TO BE DONE: Which lines include the word "ANTONIO"? Copy each of them.

DATA SHOWN:
begin

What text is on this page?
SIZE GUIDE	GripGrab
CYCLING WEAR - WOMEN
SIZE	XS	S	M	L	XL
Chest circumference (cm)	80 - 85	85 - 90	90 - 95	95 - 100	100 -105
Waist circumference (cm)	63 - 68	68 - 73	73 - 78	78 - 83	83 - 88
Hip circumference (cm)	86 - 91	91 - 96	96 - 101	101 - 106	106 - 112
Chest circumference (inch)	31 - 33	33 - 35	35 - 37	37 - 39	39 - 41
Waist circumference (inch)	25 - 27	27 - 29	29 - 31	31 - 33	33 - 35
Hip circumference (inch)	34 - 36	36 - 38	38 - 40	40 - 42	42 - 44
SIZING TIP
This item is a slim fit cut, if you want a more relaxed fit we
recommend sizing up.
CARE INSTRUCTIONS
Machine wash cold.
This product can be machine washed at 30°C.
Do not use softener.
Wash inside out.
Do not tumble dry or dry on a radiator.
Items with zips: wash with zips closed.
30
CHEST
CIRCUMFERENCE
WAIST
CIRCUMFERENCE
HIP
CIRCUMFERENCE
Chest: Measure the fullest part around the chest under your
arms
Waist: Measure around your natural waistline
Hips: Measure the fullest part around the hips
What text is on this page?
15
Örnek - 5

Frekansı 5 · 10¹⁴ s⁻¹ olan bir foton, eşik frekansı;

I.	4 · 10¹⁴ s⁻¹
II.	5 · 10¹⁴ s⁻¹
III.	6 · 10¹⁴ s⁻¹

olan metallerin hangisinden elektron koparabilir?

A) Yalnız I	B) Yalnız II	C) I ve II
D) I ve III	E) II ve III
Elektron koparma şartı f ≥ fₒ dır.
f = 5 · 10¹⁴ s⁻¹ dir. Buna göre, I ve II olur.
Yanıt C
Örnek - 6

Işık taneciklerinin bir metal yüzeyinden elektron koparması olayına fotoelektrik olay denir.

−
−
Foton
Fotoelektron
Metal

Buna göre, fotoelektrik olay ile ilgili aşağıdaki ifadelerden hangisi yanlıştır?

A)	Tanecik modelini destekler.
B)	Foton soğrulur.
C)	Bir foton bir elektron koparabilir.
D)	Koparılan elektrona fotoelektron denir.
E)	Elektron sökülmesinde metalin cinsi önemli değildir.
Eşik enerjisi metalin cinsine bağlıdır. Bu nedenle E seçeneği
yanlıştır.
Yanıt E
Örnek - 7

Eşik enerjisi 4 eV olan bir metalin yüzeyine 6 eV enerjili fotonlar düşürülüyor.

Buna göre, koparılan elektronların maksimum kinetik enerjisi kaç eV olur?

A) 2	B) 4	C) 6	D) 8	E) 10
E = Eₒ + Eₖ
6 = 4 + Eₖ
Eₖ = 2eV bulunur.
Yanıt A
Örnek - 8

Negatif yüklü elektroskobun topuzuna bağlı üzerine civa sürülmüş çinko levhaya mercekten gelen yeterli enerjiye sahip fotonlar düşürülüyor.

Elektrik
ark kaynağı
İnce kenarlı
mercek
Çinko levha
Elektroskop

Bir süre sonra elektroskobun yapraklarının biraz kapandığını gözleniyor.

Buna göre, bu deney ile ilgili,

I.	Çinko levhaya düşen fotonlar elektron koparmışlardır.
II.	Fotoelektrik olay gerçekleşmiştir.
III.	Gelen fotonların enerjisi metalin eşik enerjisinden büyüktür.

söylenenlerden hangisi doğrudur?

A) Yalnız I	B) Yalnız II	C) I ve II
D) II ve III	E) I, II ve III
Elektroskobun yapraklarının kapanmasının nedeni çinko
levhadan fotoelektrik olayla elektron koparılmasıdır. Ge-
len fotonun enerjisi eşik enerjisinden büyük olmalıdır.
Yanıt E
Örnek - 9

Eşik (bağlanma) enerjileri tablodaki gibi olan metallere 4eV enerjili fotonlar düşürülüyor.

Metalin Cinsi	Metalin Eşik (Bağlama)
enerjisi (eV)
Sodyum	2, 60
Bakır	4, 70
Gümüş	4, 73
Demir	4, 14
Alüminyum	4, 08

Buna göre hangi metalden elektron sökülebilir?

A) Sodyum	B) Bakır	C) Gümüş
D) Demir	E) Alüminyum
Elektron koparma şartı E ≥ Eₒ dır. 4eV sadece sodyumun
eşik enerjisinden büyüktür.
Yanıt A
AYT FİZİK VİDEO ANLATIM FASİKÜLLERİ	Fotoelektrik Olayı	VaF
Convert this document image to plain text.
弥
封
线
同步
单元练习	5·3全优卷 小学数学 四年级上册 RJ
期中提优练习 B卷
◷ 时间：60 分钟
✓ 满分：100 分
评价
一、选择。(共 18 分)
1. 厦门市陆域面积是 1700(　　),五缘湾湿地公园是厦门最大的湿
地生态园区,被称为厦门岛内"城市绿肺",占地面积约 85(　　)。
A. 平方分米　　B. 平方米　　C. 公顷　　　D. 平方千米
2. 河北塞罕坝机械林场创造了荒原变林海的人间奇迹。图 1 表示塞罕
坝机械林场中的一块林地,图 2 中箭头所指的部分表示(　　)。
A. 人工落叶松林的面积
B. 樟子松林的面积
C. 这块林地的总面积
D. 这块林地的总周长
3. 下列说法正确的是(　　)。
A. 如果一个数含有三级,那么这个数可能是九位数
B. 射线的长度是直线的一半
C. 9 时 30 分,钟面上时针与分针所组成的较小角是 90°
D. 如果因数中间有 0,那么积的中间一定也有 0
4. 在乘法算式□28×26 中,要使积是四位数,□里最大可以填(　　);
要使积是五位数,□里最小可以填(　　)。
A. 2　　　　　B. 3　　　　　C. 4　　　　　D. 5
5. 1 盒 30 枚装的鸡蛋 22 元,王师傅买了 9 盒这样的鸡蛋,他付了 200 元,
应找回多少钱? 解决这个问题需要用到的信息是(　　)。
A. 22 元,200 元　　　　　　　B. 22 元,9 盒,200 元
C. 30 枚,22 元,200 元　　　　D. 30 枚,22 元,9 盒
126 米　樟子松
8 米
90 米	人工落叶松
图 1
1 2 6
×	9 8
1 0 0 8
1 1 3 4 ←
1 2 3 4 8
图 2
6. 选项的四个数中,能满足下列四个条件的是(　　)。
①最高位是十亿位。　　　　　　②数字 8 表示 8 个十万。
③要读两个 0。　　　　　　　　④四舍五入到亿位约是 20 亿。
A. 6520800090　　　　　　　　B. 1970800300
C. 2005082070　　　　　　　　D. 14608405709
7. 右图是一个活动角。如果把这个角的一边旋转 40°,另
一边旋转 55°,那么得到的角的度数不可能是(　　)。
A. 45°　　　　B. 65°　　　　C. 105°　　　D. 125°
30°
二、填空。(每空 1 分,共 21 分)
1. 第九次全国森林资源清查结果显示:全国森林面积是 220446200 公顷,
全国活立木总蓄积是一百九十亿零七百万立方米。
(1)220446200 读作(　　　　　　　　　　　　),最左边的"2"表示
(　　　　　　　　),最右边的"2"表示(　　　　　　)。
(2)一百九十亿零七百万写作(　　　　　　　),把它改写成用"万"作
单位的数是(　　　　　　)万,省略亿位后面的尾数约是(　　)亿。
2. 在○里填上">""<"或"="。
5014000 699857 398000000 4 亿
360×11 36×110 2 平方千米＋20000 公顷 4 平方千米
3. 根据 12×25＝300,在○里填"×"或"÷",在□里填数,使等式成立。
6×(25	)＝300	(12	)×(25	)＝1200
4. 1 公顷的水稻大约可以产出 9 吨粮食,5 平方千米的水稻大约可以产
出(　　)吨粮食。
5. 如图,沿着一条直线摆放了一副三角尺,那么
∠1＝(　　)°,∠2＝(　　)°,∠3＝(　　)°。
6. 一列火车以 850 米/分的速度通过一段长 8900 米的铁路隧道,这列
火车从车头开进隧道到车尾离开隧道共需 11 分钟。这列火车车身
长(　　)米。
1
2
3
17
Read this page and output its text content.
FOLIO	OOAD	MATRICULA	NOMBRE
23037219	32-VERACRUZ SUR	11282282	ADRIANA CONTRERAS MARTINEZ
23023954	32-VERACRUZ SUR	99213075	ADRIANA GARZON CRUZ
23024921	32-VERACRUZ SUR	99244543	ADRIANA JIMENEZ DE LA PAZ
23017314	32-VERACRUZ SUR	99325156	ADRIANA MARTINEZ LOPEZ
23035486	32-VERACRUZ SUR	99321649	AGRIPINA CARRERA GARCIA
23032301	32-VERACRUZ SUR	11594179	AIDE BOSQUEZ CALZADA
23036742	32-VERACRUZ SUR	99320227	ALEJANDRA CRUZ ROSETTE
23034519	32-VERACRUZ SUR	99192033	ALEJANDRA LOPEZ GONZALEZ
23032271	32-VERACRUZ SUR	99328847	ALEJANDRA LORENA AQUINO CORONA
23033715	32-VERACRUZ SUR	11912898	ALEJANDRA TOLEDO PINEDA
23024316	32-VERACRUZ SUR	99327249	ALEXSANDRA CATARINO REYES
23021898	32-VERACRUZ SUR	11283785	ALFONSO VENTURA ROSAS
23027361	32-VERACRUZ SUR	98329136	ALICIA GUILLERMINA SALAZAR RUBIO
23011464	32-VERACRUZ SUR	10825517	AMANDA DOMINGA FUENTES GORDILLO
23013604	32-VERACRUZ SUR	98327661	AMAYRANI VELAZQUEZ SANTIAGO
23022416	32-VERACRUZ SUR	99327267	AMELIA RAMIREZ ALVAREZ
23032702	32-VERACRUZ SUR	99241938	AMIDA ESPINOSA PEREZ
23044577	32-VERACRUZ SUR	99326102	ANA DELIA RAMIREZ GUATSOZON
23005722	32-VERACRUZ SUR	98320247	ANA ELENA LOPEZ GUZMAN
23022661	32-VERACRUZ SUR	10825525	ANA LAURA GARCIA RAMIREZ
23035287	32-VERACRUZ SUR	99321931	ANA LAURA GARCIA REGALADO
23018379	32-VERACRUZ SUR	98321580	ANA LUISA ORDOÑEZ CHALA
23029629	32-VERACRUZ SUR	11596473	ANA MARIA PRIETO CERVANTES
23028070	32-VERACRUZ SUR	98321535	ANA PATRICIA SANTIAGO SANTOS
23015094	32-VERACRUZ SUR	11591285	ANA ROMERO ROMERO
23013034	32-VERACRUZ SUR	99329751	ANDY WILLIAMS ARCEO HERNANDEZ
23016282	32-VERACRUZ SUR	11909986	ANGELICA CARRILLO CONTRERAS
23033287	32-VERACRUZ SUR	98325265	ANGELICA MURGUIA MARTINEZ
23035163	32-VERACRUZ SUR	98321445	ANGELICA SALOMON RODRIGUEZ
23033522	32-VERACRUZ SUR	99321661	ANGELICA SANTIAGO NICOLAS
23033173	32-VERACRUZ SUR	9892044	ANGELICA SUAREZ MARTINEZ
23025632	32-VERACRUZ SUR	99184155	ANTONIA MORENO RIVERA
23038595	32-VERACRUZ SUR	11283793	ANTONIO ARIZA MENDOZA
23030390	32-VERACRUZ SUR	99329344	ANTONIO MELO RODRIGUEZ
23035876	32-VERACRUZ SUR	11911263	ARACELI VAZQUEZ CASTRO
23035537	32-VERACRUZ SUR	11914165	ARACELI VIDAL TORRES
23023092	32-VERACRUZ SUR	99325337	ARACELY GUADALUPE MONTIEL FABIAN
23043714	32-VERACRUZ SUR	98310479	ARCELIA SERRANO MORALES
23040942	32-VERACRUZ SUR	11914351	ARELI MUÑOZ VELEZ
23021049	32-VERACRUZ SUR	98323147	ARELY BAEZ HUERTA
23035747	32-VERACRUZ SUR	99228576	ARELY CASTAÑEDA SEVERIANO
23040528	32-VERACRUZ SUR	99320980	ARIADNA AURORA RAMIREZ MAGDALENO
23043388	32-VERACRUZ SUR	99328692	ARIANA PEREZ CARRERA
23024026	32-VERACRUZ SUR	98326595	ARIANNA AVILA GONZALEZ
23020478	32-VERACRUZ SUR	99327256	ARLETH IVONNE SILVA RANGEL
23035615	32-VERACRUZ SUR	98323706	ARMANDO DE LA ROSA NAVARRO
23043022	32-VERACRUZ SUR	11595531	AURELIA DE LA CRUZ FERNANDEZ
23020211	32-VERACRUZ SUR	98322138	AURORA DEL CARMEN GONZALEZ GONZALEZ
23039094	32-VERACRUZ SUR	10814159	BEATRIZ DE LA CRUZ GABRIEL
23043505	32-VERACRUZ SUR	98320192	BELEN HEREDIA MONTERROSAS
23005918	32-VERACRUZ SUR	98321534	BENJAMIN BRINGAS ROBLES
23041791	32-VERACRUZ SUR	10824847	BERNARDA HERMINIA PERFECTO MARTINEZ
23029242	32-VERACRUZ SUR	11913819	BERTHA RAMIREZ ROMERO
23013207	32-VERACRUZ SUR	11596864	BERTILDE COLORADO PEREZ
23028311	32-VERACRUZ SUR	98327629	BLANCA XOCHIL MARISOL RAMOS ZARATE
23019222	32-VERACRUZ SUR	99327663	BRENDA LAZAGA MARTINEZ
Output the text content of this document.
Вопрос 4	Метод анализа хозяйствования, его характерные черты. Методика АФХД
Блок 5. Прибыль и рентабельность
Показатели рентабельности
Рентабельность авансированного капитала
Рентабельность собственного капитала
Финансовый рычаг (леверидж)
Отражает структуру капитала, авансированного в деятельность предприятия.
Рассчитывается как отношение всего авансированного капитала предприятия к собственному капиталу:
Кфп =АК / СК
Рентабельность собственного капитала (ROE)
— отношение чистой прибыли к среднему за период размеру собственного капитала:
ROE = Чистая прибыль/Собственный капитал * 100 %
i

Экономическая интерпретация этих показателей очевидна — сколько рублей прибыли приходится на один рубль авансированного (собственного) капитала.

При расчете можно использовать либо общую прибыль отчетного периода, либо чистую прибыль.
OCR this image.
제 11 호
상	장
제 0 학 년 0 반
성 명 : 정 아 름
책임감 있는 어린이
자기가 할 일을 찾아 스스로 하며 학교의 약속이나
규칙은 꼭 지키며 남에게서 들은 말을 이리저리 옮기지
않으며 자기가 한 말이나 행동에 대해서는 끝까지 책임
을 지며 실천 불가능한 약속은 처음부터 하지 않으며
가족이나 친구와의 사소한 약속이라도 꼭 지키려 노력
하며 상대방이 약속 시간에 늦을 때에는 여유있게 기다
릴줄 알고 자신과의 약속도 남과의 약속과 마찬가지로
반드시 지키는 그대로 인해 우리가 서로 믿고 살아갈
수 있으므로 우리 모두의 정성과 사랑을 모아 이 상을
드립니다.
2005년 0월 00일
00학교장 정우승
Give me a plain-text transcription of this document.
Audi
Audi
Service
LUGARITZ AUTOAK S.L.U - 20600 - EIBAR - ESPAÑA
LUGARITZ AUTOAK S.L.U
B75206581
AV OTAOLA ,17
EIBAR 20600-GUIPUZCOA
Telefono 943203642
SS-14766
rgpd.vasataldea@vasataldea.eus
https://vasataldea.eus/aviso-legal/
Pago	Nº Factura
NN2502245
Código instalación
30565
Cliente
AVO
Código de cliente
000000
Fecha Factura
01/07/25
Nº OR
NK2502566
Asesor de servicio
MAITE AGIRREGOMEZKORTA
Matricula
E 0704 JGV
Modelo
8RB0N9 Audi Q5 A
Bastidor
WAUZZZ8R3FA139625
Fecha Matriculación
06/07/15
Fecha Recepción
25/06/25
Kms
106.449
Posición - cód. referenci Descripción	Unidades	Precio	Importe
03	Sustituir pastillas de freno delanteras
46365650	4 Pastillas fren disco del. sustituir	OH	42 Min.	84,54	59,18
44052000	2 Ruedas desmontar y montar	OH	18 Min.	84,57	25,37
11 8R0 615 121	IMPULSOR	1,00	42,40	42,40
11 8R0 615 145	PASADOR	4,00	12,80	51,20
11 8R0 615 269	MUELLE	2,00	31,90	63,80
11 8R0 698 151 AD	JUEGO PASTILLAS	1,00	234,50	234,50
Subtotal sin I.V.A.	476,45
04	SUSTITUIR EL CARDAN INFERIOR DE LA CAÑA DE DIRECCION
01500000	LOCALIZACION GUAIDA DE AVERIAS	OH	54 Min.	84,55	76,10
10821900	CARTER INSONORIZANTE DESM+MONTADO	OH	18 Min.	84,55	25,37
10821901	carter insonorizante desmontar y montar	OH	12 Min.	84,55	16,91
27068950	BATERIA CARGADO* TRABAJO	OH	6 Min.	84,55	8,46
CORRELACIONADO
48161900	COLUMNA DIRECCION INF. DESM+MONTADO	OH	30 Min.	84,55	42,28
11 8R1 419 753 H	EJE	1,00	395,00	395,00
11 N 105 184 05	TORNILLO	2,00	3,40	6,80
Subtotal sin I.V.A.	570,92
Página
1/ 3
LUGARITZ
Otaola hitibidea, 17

end

FINAL ANSWER:
23038595	32-VERACRUZ SUR	11283793	ANTONIO ARIZA MENDOZA
23030390	32-VERACRUZ SUR	99329344	ANTONIO MELO RODRIGUEZ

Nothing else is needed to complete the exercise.